+++ Dataset content

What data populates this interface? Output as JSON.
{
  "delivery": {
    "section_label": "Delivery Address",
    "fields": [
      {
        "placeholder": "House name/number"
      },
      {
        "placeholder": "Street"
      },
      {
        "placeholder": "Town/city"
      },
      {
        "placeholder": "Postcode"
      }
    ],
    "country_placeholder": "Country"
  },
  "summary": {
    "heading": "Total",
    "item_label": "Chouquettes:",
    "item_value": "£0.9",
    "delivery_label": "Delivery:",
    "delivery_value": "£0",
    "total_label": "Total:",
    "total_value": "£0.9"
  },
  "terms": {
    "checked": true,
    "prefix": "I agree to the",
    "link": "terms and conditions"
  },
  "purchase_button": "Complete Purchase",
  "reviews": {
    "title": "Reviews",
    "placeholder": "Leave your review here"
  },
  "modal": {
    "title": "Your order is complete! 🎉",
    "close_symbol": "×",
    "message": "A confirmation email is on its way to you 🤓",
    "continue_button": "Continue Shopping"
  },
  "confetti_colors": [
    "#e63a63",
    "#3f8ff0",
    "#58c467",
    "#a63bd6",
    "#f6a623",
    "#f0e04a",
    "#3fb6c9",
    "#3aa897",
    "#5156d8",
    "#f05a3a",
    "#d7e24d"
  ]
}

++++++

Exercise aim: Print the listing above in full, exactly as it is.

Output of the exercise:
What data populates this interface? Output as JSON.
{
  "delivery": {
    "section_label": "Delivery Address",
    "fields": [
      {
        "placeholder": "House name/number"
      },
      {
        "placeholder": "Street"
      },
      {
        "placeholder": "Town/city"
      },
      {
        "placeholder": "Postcode"
      }
    ],
    "country_placeholder": "Country"
  },
  "summary": {
    "heading": "Total",
    "item_label": "Chouquettes:",
    "item_value": "£0.9",
    "delivery_label": "Delivery:",
    "delivery_value": "£0",
    "total_label": "Total:",
    "total_value": "£0.9"
  },
  "terms": {
    "checked": true,
    "prefix": "I agree to the",
    "link": "terms and conditions"
  },
  "purchase_button": "Complete Purchase",
  "reviews": {
    "title": "Reviews",
    "placeholder": "Leave your review here"
  },
  "modal": {
    "title": "Your order is complete! 🎉",
    "close_symbol": "×",
    "message": "A confirmation email is on its way to you 🤓",
    "continue_button": "Continue Shopping"
  },
  "confetti_colors": [
    "#e63a63",
    "#3f8ff0",
    "#58c467",
    "#a63bd6",
    "#f6a623",
    "#f0e04a",
    "#3fb6c9",
    "#3aa897",
    "#5156d8",
    "#f05a3a",
    "#d7e24d"
  ]
}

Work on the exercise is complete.